**Task objective:** Copy each line where the word "tego" occurs.

Stored records
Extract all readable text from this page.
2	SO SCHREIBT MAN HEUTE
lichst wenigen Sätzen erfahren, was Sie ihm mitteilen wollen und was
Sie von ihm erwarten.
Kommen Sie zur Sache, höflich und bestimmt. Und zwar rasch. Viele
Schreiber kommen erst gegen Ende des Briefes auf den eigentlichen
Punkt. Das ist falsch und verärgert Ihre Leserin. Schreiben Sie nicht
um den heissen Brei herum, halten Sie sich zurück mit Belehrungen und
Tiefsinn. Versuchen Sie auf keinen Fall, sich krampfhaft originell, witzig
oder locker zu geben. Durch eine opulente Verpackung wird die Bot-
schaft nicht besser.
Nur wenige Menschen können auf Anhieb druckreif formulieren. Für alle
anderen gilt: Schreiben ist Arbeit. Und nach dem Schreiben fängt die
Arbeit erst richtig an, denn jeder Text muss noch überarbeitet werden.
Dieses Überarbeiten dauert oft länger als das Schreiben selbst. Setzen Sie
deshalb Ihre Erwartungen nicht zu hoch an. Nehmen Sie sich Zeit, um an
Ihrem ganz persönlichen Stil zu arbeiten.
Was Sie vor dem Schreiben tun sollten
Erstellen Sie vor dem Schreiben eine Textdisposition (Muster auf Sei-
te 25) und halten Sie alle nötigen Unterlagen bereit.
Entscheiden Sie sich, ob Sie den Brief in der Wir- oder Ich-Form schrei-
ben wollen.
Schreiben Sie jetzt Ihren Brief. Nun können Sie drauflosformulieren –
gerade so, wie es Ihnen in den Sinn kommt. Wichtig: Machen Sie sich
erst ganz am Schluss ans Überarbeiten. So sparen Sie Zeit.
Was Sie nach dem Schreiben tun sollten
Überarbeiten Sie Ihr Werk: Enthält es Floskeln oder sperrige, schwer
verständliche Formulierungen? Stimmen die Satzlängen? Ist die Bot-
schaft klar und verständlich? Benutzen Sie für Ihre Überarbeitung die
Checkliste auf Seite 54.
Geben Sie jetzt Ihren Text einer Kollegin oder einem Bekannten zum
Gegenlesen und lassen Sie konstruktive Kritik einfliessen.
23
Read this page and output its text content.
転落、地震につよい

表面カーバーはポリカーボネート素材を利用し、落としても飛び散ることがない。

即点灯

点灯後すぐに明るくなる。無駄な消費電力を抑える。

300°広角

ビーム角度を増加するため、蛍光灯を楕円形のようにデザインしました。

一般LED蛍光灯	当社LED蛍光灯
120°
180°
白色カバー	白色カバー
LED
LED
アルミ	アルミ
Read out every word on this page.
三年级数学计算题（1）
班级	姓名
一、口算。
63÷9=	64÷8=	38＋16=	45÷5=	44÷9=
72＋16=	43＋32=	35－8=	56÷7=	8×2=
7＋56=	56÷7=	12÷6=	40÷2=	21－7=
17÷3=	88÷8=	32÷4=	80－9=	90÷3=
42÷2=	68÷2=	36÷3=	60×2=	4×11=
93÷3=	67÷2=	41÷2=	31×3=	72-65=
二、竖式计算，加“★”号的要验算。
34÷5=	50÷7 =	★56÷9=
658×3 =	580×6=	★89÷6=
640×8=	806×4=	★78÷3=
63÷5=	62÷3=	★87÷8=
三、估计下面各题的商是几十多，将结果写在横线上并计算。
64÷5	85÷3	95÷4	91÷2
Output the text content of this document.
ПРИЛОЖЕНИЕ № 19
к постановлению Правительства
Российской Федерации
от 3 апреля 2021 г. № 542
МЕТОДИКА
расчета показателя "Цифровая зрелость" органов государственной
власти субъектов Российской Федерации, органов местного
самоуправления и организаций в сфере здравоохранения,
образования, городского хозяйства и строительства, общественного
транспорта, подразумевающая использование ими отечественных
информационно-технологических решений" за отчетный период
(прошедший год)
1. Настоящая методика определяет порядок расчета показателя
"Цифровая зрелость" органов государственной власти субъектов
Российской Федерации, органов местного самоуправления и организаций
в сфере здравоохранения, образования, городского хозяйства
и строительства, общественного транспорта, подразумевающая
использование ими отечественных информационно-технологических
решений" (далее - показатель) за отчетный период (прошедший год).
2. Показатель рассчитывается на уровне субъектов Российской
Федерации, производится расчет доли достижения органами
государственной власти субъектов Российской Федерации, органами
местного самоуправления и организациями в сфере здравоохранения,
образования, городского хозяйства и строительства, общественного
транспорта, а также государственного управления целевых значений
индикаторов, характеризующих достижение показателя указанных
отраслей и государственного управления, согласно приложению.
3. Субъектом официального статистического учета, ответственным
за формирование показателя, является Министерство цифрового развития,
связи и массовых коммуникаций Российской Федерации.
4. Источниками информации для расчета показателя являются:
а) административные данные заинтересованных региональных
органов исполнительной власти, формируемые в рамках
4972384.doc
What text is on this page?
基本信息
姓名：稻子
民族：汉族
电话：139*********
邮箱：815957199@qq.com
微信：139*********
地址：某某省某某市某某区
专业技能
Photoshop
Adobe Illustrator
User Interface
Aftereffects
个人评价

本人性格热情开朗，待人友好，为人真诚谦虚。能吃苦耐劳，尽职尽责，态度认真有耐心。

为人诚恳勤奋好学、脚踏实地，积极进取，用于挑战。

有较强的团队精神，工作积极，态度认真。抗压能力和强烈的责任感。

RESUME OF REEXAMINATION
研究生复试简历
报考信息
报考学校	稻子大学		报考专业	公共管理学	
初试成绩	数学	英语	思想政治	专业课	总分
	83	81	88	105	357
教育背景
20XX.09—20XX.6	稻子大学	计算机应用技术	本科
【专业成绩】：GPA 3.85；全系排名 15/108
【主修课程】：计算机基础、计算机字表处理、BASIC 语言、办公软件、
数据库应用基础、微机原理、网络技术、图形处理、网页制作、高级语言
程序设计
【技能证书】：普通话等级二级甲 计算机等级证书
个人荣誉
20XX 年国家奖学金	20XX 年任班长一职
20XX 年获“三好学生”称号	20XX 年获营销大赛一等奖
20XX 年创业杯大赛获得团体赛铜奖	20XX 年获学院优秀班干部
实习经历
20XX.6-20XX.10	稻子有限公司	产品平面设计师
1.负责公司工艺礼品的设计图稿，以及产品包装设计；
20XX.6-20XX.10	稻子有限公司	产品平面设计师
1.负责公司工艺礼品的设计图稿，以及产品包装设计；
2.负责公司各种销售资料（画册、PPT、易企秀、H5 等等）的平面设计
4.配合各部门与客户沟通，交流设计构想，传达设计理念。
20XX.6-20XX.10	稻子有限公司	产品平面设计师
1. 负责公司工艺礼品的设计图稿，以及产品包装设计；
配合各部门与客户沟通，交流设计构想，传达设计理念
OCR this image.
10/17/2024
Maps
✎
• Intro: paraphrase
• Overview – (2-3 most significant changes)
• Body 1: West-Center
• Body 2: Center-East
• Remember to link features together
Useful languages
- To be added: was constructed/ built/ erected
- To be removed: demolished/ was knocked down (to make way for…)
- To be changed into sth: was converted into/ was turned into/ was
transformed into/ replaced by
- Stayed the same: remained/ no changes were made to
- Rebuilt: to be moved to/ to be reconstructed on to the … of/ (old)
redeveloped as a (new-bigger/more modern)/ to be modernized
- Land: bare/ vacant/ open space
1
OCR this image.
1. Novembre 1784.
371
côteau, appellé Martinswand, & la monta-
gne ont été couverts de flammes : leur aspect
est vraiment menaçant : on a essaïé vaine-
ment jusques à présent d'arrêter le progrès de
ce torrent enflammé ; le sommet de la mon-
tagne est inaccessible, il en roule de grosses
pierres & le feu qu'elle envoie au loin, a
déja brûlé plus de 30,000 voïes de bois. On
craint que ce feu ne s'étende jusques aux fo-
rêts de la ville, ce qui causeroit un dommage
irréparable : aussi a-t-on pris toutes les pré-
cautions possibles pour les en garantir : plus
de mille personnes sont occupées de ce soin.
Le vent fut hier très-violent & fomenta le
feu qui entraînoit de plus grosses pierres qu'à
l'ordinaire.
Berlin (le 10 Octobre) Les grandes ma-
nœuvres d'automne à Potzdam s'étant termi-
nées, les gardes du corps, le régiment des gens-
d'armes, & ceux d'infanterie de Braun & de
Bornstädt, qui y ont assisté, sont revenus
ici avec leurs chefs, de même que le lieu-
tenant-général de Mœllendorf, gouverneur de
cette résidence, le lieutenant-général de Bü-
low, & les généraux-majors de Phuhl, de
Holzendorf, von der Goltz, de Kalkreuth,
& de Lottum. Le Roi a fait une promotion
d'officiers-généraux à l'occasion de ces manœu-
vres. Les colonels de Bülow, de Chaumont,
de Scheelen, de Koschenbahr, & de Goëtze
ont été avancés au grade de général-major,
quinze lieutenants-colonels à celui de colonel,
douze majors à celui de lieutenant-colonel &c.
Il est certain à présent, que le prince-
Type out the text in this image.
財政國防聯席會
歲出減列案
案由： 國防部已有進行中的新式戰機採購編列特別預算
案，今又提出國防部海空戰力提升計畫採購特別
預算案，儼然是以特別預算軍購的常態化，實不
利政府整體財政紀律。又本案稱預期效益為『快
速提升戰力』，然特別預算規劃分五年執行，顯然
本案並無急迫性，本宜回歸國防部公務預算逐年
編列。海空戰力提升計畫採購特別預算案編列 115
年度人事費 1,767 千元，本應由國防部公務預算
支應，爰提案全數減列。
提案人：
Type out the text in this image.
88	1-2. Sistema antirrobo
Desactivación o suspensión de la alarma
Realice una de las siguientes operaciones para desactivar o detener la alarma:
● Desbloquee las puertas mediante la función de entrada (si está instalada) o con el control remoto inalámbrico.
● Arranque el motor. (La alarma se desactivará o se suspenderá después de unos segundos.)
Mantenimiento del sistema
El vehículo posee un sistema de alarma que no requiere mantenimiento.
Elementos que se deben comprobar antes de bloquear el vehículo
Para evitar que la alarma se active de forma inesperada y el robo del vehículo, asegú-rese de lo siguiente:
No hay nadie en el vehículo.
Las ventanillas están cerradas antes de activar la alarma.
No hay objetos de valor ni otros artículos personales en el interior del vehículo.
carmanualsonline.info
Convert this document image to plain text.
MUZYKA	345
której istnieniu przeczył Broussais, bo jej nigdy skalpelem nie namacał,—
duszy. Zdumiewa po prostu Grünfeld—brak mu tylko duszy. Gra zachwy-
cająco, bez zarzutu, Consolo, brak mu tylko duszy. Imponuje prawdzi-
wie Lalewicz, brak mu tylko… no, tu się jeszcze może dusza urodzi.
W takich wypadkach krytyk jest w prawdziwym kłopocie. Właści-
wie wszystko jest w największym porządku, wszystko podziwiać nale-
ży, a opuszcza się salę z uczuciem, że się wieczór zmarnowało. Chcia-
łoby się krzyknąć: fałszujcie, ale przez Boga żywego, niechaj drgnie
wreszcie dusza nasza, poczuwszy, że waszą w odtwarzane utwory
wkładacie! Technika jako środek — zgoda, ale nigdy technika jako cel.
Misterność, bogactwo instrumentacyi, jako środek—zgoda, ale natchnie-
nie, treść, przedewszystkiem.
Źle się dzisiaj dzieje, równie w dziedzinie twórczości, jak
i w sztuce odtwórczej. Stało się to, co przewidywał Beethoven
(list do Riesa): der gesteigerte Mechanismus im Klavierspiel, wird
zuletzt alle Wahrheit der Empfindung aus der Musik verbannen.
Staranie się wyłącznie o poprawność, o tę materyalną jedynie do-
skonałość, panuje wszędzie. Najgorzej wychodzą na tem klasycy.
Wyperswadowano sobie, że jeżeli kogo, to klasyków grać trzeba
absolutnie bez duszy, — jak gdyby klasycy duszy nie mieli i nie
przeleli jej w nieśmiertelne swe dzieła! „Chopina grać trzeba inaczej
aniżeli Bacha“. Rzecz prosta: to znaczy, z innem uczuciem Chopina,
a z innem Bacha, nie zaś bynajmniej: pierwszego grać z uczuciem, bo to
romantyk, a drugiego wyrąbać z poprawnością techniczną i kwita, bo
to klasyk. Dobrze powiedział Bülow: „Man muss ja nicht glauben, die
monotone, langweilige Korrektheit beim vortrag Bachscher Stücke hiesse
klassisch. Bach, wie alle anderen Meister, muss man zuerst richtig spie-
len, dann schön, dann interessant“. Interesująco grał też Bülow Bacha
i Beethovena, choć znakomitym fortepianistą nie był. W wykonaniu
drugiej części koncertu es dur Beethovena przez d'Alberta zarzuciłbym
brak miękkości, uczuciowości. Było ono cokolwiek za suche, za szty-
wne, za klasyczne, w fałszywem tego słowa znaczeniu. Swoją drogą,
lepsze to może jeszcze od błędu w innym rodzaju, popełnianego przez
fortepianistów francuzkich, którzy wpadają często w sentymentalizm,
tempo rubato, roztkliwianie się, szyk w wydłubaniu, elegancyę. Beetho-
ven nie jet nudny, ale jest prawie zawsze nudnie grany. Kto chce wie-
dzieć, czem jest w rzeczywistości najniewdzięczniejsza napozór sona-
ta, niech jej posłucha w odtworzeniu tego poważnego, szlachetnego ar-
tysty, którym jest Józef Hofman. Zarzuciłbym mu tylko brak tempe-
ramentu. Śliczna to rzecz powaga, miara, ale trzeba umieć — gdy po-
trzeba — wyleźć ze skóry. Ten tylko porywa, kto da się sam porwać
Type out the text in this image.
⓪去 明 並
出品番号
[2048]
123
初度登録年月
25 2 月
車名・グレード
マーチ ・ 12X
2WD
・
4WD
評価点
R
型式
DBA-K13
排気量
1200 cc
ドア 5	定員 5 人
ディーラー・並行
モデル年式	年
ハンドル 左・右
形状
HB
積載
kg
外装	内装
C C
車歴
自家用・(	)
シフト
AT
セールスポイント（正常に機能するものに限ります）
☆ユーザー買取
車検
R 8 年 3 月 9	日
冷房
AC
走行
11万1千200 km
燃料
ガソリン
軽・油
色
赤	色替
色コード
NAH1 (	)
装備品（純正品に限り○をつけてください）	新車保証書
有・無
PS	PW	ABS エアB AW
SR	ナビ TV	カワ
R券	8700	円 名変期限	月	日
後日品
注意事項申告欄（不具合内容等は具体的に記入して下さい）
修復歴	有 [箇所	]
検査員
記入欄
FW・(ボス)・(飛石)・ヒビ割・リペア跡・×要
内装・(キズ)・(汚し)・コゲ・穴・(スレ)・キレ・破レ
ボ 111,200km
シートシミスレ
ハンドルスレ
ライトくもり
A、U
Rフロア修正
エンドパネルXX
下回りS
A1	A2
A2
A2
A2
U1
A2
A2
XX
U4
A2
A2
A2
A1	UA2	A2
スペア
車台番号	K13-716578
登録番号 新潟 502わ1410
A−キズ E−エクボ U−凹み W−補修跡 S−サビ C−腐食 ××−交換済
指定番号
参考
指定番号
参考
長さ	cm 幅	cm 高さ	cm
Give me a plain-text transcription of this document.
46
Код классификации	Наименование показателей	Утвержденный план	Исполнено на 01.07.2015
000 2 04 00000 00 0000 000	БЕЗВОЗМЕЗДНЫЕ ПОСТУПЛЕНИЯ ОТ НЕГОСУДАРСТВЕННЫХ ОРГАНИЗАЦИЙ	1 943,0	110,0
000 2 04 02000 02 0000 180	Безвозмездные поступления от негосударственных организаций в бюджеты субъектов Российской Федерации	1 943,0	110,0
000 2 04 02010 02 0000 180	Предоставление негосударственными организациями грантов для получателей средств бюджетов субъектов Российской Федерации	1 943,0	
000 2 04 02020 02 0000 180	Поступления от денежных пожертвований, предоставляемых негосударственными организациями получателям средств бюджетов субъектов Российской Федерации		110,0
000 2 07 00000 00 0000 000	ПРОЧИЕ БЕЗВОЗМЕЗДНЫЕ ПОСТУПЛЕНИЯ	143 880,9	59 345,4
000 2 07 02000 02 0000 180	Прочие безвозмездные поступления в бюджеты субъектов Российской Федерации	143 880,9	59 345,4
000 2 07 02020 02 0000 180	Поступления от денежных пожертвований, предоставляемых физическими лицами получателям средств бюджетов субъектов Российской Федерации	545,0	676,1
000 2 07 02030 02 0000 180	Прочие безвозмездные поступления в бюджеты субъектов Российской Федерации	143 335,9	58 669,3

**Output for this exercise:**
wne, za klasyczne, w fałszywem tego słowa znaczeniu. Swoją drogą,
ta, niech jej posłucha w odtworzeniu tego poważnego, szlachetnego ar-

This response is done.